## Records provided
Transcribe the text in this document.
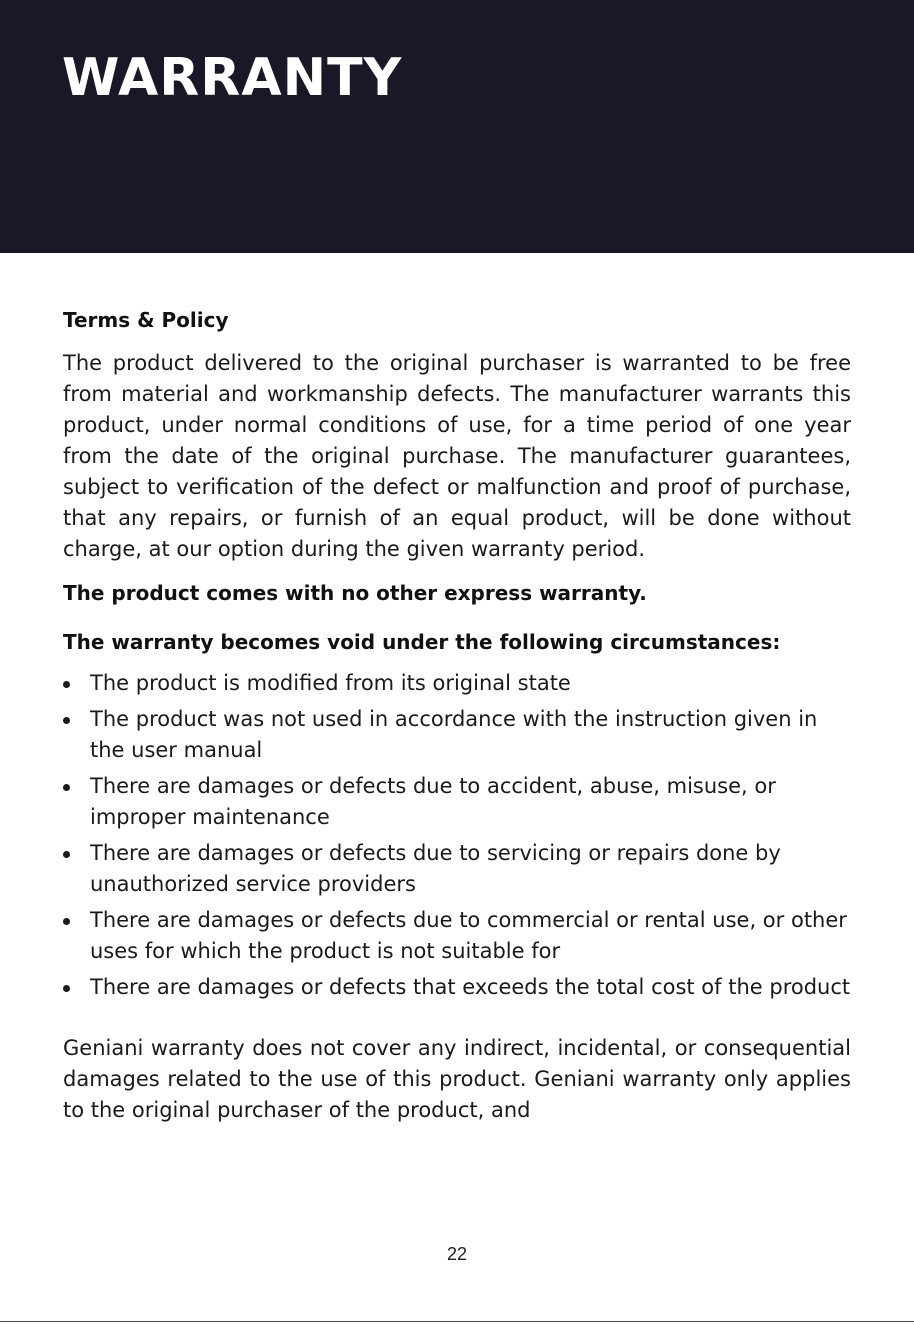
WARRANTY
Terms & Policy

The product delivered to the original purchaser is warranted to be free from material and workmanship defects. The manufacturer warrants this product, under normal conditions of use, for a time period of one year from the date of the original purchase. The manufacturer guarantees, subject to verification of the defect or malfunction and proof of purchase, that any repairs, or furnish of an equal product, will be done without charge, at our option during the given warranty period.

The product comes with no other express warranty.
The warranty becomes void under the following circumstances:
The product is modified from its original state
The product was not used in accordance with the instruction given in the user manual
There are damages or defects due to accident, abuse, misuse, or improper maintenance
There are damages or defects due to servicing or repairs done by unauthorized service providers
There are damages or defects due to commercial or rental use, or other uses for which the product is not suitable for
There are damages or defects that exceeds the total cost of the product

Geniani warranty does not cover any indirect, incidental, or consequential damages related to the use of this product. Geniani warranty only applies to the original purchaser of the product, and

22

## Direction
Would you return the data exactly as written, without the pictures?

## Exercise response
Transcribe the text in this document.
WARRANTY
Terms & Policy

The product delivered to the original purchaser is warranted to be free from material and workmanship defects. The manufacturer warrants this product, under normal conditions of use, for a time period of one year from the date of the original purchase. The manufacturer guarantees, subject to verification of the defect or malfunction and proof of purchase, that any repairs, or furnish of an equal product, will be done without charge, at our option during the given warranty period.

The product comes with no other express warranty.
The warranty becomes void under the following circumstances:
The product is modified from its original state
The product was not used in accordance with the instruction given in the user manual
There are damages or defects due to accident, abuse, misuse, or improper maintenance
There are damages or defects due to servicing or repairs done by unauthorized service providers
There are damages or defects due to commercial or rental use, or other uses for which the product is not suitable for
There are damages or defects that exceeds the total cost of the product

Geniani warranty does not cover any indirect, incidental, or consequential damages related to the use of this product. Geniani warranty only applies to the original purchaser of the product, and

22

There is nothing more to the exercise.